### PAGE TEXT
# Auger belt too loose; pops every time disengaged



## Geezer (Jan 23, 2016)

I have one of the 27" E2784-000 models that is a very common system, same as many MTD, Craftsman and other models.

Just this year, the auger belt is really loose and jumps off the larger auger pulley when I disengage the hand control

Everything looks aligned
The bearings do not appear to be shot (no play in the auger pulley if I try to push it.

I have a new correct 585416 v belt on it.

I can actually roll the belt over the large pulley when the tensioner is adjusted.

The tensioner arm doesn't LOOK like it is traveling more than it did; there are no wear marks to judge this however.

ideas? Maybe the belt is too long? it is actually a Murray part and has the part number on the belt

There is no obvious source of play in the system

I'm not missing any belt guides (looking at part diagrams to confirm)


I'm stumped! Thanks or any help!


----------



## bad69cat (Nov 30, 2015)

typically there should be a belt guide that prevents it from coming up above the pulley - maybe it's missing or loose? (Looks like a bent wire rod)


----------



## Geezer (Jan 23, 2016)

there are two small guides on the small motor mounted pulley. no problems there.

There was never any guides on the large auger pulley.

I should not be able to put the belt back over the large auger pulley without loosening the tensioner...it's just too loose


----------



## Kiss4aFrog (Nov 3, 2013)

You mention you have a "new correct belt on it". Did this problem start after putting on the new belt ??

Is that belt number physically on the belt itself ??


----------



## Geezer (Jan 23, 2016)

yes, the part number is on the belt and sleeve and are the right part number

When I prepped the blower for the blizzard two weeks ago, The belt that was on it popped off the auger pulley and got fubar when it popped off the pulley (so it was too big). I usually have two auger belts in with my shear bolts and misc parts so I may have just put the belt that got messed up on at the end of last season after the last usage. I do not remember. The belt was in very good shape.

There is nothing on the diagram or on the unit that looks likes it limits the travel of the auger tensioner so I do not think there is wear and the tensioner is traveling "too far"

I probably got the two belts from the same place and they were both Murray OEM.

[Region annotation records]

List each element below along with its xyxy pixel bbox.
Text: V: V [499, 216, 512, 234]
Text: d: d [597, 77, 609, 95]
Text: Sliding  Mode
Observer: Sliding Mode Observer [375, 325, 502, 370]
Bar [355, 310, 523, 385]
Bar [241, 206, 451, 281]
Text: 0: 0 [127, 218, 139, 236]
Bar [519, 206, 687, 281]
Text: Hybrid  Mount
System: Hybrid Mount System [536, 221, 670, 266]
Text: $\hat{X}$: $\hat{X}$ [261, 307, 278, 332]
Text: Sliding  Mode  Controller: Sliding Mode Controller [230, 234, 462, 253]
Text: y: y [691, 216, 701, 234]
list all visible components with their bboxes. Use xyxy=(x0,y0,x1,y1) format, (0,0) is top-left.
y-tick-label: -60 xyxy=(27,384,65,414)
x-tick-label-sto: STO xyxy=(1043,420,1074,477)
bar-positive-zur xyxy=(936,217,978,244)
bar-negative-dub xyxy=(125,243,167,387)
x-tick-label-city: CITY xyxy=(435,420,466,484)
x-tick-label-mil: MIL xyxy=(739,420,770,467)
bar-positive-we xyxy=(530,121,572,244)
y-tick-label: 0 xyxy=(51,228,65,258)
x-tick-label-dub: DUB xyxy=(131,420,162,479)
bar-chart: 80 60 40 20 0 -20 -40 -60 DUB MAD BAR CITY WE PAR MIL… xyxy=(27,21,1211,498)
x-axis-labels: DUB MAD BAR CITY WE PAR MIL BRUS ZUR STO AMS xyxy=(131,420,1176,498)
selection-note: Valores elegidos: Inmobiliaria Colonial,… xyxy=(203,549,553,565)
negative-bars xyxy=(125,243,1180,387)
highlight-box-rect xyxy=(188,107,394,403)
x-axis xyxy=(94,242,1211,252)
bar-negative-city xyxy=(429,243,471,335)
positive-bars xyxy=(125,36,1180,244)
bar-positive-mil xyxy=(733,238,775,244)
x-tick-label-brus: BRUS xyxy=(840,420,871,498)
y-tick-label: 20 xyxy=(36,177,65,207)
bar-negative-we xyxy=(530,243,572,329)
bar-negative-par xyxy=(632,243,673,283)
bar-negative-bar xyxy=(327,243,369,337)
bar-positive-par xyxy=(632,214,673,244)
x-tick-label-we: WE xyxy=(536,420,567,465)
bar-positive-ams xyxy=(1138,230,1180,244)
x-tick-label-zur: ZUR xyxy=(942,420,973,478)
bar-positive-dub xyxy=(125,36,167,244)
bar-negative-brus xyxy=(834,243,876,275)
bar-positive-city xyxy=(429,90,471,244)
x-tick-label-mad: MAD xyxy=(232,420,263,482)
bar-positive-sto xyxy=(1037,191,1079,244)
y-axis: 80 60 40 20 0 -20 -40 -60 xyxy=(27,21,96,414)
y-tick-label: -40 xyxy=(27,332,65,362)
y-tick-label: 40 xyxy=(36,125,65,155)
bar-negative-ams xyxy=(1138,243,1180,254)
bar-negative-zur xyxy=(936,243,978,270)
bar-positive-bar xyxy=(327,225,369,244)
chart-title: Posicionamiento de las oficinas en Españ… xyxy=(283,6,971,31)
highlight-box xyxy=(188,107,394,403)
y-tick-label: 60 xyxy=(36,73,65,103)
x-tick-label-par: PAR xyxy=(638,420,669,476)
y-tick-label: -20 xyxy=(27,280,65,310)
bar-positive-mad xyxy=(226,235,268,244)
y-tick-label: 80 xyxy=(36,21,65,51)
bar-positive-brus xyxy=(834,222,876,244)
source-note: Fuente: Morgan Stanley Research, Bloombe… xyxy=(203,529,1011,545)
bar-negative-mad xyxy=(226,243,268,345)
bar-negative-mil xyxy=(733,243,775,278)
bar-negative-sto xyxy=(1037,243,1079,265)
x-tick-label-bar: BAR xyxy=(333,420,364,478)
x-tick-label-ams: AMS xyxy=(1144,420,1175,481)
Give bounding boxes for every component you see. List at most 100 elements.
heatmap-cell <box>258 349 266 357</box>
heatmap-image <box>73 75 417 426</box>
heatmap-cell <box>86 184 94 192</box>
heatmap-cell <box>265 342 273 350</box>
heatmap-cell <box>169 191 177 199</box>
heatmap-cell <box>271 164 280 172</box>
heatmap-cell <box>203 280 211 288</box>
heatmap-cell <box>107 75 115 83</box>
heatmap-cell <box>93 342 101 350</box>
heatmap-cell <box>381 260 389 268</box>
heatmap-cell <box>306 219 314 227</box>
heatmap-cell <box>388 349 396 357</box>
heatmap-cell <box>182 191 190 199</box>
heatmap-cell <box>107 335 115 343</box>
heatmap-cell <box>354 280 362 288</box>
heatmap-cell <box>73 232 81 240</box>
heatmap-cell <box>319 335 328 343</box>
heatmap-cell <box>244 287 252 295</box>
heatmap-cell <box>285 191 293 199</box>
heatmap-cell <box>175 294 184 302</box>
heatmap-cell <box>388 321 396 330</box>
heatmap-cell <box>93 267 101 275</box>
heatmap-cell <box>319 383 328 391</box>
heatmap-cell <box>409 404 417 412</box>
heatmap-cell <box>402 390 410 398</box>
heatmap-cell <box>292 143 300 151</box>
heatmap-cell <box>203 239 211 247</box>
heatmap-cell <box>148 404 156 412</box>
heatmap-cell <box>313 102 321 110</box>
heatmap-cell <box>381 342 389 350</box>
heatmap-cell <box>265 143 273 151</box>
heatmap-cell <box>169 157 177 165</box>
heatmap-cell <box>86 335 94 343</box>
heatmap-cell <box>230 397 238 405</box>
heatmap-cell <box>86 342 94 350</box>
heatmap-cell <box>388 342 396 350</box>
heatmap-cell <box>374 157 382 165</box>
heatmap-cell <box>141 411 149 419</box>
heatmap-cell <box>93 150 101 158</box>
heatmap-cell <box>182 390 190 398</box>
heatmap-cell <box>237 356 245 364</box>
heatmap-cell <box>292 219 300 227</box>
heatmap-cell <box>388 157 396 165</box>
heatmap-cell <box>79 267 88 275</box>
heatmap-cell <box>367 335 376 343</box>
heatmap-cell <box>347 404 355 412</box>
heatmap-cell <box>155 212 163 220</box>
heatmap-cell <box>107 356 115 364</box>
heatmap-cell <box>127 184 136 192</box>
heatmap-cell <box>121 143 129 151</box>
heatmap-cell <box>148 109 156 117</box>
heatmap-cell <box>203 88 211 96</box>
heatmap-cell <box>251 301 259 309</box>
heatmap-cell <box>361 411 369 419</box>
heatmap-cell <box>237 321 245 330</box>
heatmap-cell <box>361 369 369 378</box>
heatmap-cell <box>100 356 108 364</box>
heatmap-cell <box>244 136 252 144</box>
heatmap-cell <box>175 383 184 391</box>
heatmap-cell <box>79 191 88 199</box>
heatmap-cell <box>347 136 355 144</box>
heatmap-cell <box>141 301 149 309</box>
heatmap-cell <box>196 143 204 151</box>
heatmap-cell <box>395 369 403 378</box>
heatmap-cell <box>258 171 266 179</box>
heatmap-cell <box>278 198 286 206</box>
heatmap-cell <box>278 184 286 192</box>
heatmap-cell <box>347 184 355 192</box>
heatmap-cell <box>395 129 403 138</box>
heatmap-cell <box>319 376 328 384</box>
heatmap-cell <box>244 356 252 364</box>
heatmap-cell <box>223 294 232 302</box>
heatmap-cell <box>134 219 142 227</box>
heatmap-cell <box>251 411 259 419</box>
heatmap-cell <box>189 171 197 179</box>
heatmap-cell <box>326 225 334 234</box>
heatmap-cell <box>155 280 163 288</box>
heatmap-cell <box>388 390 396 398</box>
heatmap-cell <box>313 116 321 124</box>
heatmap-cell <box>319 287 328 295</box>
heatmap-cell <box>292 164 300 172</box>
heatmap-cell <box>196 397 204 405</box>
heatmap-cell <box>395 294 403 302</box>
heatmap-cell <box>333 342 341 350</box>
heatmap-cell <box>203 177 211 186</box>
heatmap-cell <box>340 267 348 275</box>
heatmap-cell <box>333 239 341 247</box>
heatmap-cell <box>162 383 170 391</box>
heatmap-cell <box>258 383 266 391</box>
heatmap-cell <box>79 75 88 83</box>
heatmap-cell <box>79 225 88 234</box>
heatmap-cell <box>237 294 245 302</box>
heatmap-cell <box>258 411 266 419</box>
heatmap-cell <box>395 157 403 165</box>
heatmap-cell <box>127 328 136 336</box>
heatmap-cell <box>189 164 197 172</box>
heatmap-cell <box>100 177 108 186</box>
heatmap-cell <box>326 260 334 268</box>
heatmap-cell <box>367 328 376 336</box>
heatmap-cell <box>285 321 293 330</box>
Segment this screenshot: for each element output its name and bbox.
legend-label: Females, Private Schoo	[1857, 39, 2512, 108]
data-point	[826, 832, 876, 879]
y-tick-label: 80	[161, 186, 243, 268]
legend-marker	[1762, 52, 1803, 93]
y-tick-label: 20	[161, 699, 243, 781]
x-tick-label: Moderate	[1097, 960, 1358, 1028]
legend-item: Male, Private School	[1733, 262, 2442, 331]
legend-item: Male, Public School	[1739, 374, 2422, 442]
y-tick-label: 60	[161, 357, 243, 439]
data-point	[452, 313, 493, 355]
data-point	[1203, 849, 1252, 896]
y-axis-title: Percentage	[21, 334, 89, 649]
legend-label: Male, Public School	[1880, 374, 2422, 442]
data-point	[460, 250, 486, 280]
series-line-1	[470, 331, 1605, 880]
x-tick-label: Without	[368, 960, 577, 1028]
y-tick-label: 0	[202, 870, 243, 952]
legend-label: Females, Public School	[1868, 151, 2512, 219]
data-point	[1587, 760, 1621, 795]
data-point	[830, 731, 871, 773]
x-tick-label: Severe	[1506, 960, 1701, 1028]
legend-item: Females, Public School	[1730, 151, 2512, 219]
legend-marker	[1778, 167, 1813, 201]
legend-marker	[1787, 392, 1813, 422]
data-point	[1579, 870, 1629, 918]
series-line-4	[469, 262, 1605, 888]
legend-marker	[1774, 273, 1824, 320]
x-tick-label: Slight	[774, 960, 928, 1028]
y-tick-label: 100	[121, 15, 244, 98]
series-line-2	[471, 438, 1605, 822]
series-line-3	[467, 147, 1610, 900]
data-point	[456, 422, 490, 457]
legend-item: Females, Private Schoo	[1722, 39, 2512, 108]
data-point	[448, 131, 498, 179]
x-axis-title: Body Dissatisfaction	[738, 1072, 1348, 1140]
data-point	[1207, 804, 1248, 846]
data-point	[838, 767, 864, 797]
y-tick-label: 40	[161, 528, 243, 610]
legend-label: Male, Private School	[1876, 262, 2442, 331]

### PROBLEM REQUIREMENTS
Return the passage of the snowblower thread between "there are two" and "new belt ??", inclusive, copied word for word.

### TASK OUTPUT
there are two small guides on the small motor mounted pulley. no problems there.

There was never any guides on the large auger pulley.

I should not be able to put the belt back over the large auger pulley without loosening the tensioner...it's just too loose


----------



## Kiss4aFrog (Nov 3, 2013)

You mention you have a "new correct belt on it". Did this problem start after putting on the new belt ??